- _Work to complete_: Below are some records; reproduce every one of them exactly.

[Items from a data source]

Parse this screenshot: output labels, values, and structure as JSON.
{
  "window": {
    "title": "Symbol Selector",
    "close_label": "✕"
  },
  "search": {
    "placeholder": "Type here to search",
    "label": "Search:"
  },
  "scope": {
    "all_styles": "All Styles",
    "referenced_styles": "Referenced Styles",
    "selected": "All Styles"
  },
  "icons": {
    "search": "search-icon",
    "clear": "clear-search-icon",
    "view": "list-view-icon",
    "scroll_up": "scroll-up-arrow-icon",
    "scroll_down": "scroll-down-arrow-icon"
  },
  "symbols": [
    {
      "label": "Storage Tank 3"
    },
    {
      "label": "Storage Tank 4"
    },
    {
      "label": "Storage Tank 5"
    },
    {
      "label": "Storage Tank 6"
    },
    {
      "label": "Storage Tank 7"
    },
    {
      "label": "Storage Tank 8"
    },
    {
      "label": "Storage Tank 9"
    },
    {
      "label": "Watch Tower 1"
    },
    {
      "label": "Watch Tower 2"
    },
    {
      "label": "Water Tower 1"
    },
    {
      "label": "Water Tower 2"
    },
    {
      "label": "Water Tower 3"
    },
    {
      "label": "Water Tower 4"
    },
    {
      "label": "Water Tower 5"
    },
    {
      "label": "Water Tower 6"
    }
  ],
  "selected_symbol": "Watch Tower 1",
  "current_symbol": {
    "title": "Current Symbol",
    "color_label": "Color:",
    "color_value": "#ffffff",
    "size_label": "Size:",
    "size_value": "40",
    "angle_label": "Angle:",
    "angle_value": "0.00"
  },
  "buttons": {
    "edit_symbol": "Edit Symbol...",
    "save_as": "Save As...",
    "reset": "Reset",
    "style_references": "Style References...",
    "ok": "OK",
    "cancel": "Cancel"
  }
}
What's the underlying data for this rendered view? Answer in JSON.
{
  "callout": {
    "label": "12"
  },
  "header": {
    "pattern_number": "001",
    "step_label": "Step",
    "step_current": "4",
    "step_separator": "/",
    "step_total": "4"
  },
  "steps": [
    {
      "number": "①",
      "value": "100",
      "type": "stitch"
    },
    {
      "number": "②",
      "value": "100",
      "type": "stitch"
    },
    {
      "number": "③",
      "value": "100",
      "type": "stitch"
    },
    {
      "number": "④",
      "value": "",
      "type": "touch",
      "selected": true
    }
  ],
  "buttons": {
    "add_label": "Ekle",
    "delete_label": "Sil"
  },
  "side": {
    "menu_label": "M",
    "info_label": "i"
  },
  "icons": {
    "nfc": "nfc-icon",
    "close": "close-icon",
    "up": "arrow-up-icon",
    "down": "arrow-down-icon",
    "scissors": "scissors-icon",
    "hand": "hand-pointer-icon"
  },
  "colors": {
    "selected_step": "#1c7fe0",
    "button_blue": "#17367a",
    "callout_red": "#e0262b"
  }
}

- _Response to the exercise_:
Parse this screenshot: output labels, values, and structure as JSON.
{
  "window": {
    "title": "Symbol Selector",
    "close_label": "✕"
  },
  "search": {
    "placeholder": "Type here to search",
    "label": "Search:"
  },
  "scope": {
    "all_styles": "All Styles",
    "referenced_styles": "Referenced Styles",
    "selected": "All Styles"
  },
  "icons": {
    "search": "search-icon",
    "clear": "clear-search-icon",
    "view": "list-view-icon",
    "scroll_up": "scroll-up-arrow-icon",
    "scroll_down": "scroll-down-arrow-icon"
  },
  "symbols": [
    {
      "label": "Storage Tank 3"
    },
    {
      "label": "Storage Tank 4"
    },
    {
      "label": "Storage Tank 5"
    },
    {
      "label": "Storage Tank 6"
    },
    {
      "label": "Storage Tank 7"
    },
    {
      "label": "Storage Tank 8"
    },
    {
      "label": "Storage Tank 9"
    },
    {
      "label": "Watch Tower 1"
    },
    {
      "label": "Watch Tower 2"
    },
    {
      "label": "Water Tower 1"
    },
    {
      "label": "Water Tower 2"
    },
    {
      "label": "Water Tower 3"
    },
    {
      "label": "Water Tower 4"
    },
    {
      "label": "Water Tower 5"
    },
    {
      "label": "Water Tower 6"
    }
  ],
  "selected_symbol": "Watch Tower 1",
  "current_symbol": {
    "title": "Current Symbol",
    "color_label": "Color:",
    "color_value": "#ffffff",
    "size_label": "Size:",
    "size_value": "40",
    "angle_label": "Angle:",
    "angle_value": "0.00"
  },
  "buttons": {
    "edit_symbol": "Edit Symbol...",
    "save_as": "Save As...",
    "reset": "Reset",
    "style_references": "Style References...",
    "ok": "OK",
    "cancel": "Cancel"
  }
}
What's the underlying data for this rendered view? Answer in JSON.
{
  "callout": {
    "label": "12"
  },
  "header": {
    "pattern_number": "001",
    "step_label": "Step",
    "step_current": "4",
    "step_separator": "/",
    "step_total": "4"
  },
  "steps": [
    {
      "number": "①",
      "value": "100",
      "type": "stitch"
    },
    {
      "number": "②",
      "value": "100",
      "type": "stitch"
    },
    {
      "number": "③",
      "value": "100",
      "type": "stitch"
    },
    {
      "number": "④",
      "value": "",
      "type": "touch",
      "selected": true
    }
  ],
  "buttons": {
    "add_label": "Ekle",
    "delete_label": "Sil"
  },
  "side": {
    "menu_label": "M",
    "info_label": "i"
  },
  "icons": {
    "nfc": "nfc-icon",
    "close": "close-icon",
    "up": "arrow-up-icon",
    "down": "arrow-down-icon",
    "scissors": "scissors-icon",
    "hand": "hand-pointer-icon"
  },
  "colors": {
    "selected_step": "#1c7fe0",
    "button_blue": "#17367a",
    "callout_red": "#e0262b"
  }
}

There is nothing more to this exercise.